**Exercise details:**
Bring together all lines of the material below that contain the string "text".

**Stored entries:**

# # # # # # #

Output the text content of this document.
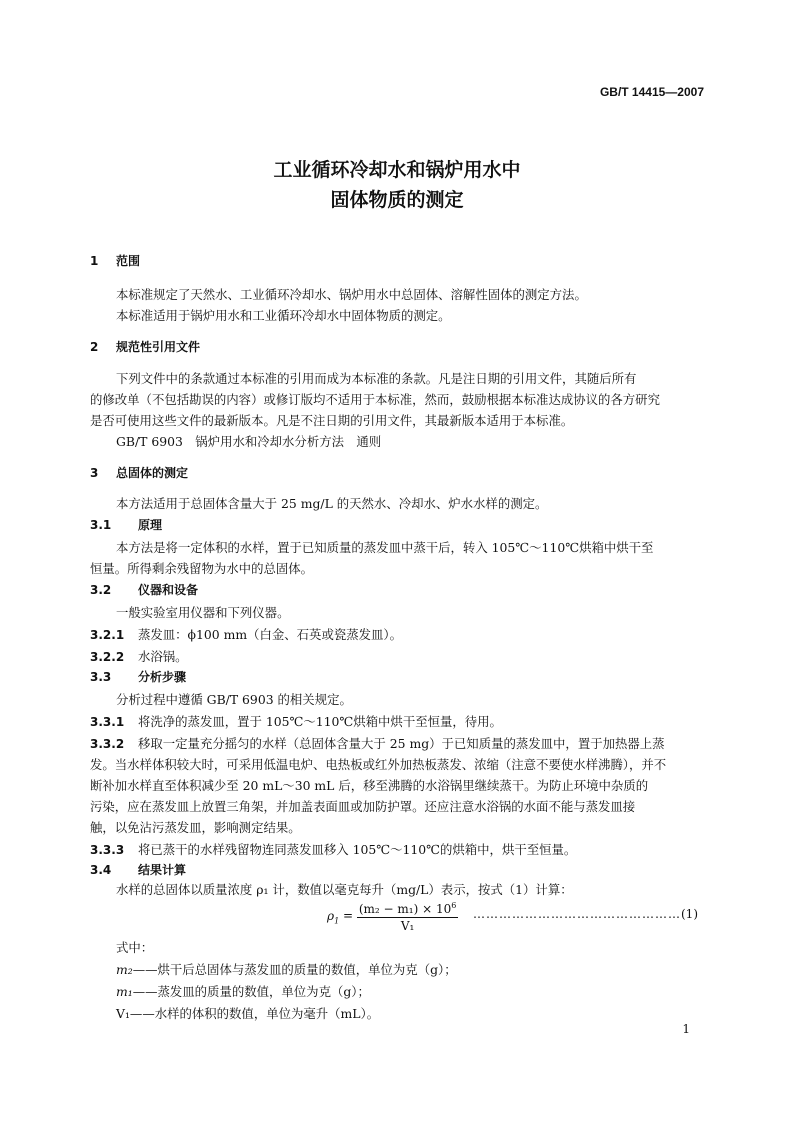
GB/T 14415—2007
工业循环冷却水和锅炉用水中
固体物质的测定
1 范围
本标准规定了天然水、工业循环冷却水、锅炉用水中总固体、溶解性固体的测定方法。
本标准适用于锅炉用水和工业循环冷却水中固体物质的测定。
2 规范性引用文件
下列文件中的条款通过本标准的引用而成为本标准的条款。凡是注日期的引用文件，其随后所有
的修改单（不包括勘误的内容）或修订版均不适用于本标准，然而，鼓励根据本标准达成协议的各方研究
是否可使用这些文件的最新版本。凡是不注日期的引用文件，其最新版本适用于本标准。
GB/T 6903　锅炉用水和冷却水分析方法　通则
3 总固体的测定
本方法适用于总固体含量大于 25 mg/L 的天然水、冷却水、炉水水样的测定。
3.1 原理
本方法是将一定体积的水样，置于已知质量的蒸发皿中蒸干后，转入 105℃～110℃烘箱中烘干至
恒量。所得剩余残留物为水中的总固体。
3.2 仪器和设备
一般实验室用仪器和下列仪器。
3.2.1 蒸发皿：ϕ100 mm（白金、石英或瓷蒸发皿）。
3.2.2 水浴锅。
3.3 分析步骤
分析过程中遵循 GB/T 6903 的相关规定。
3.3.1 将洗净的蒸发皿，置于 105℃～110℃烘箱中烘干至恒量，待用。
3.3.2 移取一定量充分摇匀的水样（总固体含量大于 25 mg）于已知质量的蒸发皿中，置于加热器上蒸
发。当水样体积较大时，可采用低温电炉、电热板或红外加热板蒸发、浓缩（注意不要使水样沸腾），并不
断补加水样直至体积减少至 20 mL～30 mL 后，移至沸腾的水浴锅里继续蒸干。为防止环境中杂质的
污染，应在蒸发皿上放置三角架，并加盖表面皿或加防护罩。还应注意水浴锅的水面不能与蒸发皿接
触，以免沾污蒸发皿，影响测定结果。
3.3.3 将已蒸干的水样残留物连同蒸发皿移入 105℃～110℃的烘箱中，烘干至恒量。
3.4 结果计算
水样的总固体以质量浓度 ρ₁ 计，数值以毫克每升（mg/L）表示，按式（1）计算：
$\rho_1 = \frac{(m_2 - m_1) \times 10^6}{\text{V₁}}$ …………………………………………(1)
式中：
m₂——烘干后总固体与蒸发皿的质量的数值，单位为克（g）；
m₁——蒸发皿的质量的数值，单位为克（g）；
V₁——水样的体积的数值，单位为毫升（mL）。
1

# # # # # # #

**In response:**
Output the text content of this document.
$\rho_1 = \frac{(m_2 - m_1) \times 10^6}{\text{V₁}}$ …………………………………………(1)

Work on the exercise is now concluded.